Read through the data and count the lines that contain the string "Бежицкая"; give only the result.

Stored records:
- - - - - - -
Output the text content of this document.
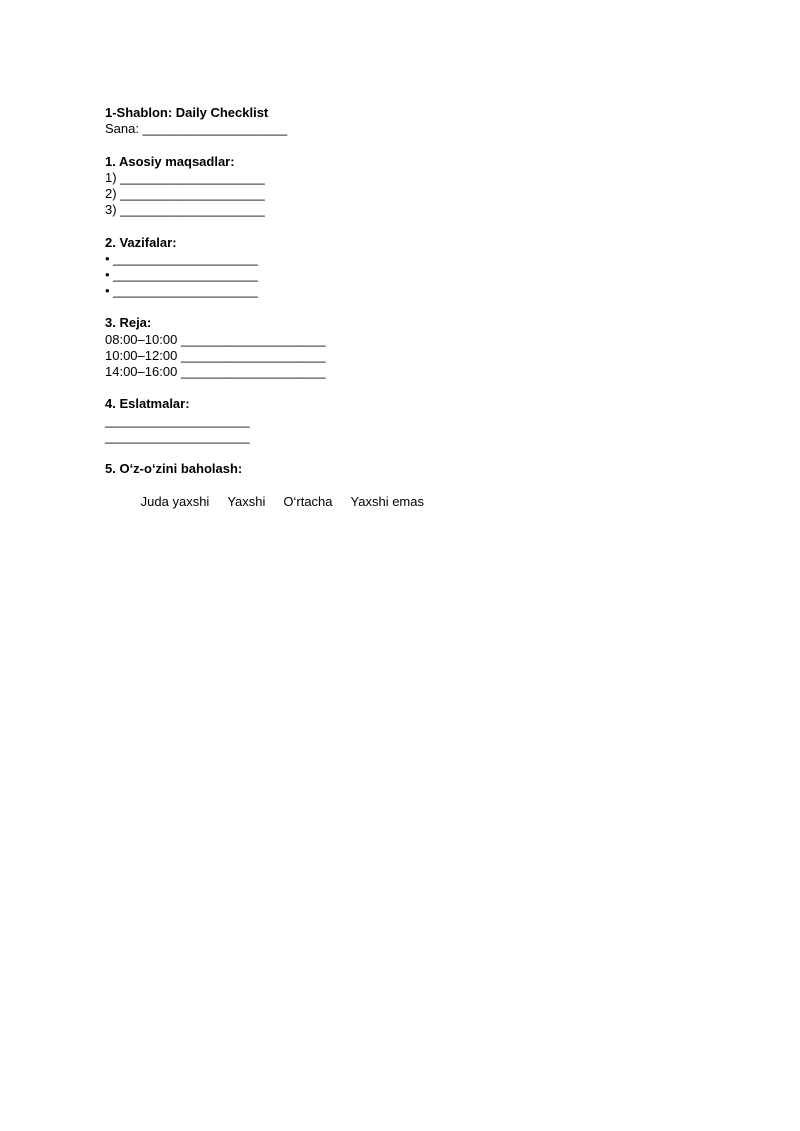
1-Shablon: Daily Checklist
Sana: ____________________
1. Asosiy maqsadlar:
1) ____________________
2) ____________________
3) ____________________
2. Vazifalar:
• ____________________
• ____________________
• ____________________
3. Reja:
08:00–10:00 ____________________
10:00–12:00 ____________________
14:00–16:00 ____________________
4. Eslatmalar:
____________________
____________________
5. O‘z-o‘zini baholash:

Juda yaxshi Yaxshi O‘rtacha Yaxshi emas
- - - - - - -
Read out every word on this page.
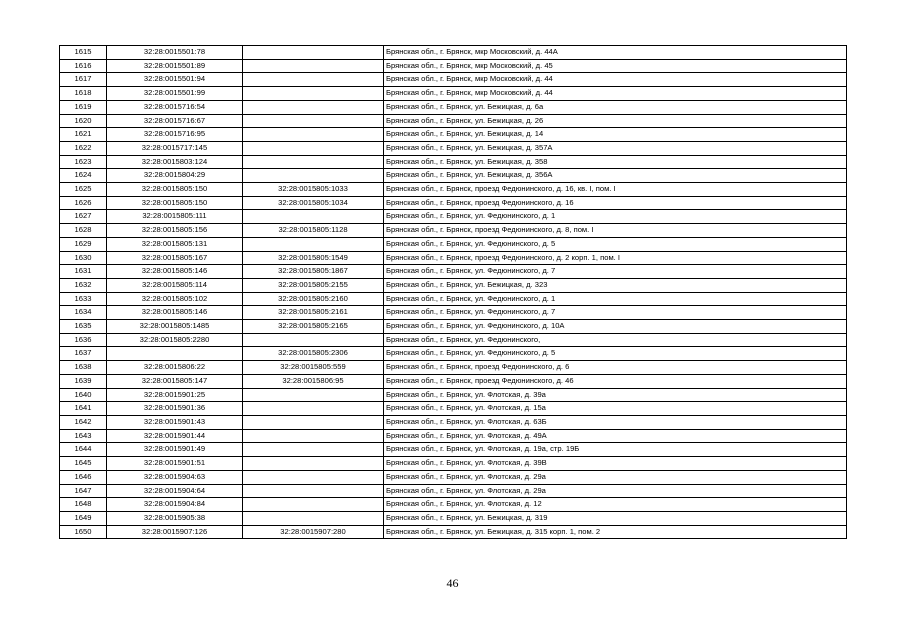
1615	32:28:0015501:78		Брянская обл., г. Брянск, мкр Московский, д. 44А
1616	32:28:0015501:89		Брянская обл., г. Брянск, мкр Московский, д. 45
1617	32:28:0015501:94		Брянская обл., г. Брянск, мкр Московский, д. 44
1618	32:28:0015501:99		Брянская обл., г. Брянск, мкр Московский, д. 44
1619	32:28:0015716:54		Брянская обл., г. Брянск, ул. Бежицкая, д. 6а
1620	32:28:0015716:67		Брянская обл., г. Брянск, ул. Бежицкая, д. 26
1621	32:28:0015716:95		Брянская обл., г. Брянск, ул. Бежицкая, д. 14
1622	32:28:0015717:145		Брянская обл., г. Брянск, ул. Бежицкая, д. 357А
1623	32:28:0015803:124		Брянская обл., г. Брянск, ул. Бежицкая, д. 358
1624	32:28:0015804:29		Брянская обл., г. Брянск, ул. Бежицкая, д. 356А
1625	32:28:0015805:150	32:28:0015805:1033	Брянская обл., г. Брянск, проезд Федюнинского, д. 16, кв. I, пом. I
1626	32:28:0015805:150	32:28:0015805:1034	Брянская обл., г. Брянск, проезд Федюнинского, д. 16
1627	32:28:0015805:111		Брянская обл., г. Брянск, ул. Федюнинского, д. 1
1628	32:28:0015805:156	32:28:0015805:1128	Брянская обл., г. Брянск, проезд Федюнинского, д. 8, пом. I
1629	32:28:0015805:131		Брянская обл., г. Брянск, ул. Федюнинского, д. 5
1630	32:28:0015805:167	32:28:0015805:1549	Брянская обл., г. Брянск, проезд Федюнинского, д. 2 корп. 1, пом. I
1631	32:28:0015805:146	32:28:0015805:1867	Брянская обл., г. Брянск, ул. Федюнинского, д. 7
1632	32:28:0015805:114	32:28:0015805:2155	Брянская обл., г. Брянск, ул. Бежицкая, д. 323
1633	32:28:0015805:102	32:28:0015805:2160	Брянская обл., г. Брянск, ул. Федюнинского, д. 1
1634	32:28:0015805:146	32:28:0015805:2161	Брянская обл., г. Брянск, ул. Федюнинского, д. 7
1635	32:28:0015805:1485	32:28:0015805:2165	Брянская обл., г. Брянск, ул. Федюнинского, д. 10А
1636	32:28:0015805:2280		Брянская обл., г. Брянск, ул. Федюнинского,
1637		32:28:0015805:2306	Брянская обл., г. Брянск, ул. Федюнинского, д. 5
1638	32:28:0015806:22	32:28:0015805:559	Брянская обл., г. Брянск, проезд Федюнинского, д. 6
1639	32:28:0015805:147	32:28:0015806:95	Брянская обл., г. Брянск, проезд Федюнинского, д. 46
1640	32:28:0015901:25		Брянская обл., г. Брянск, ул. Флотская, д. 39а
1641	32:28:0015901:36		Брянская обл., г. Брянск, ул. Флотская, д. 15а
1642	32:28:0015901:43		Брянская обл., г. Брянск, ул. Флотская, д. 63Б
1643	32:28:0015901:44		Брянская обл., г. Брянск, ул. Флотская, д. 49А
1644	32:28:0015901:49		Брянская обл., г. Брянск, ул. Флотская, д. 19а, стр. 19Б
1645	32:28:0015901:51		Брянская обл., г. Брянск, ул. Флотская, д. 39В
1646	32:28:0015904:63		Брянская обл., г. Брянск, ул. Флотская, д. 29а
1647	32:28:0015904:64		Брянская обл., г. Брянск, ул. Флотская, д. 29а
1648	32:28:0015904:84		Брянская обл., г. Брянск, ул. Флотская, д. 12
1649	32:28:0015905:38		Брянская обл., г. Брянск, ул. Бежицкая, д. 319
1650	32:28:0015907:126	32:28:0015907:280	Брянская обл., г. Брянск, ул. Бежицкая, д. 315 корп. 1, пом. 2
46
- - - - - - -
▶ **THE COMPLETED TASK**
9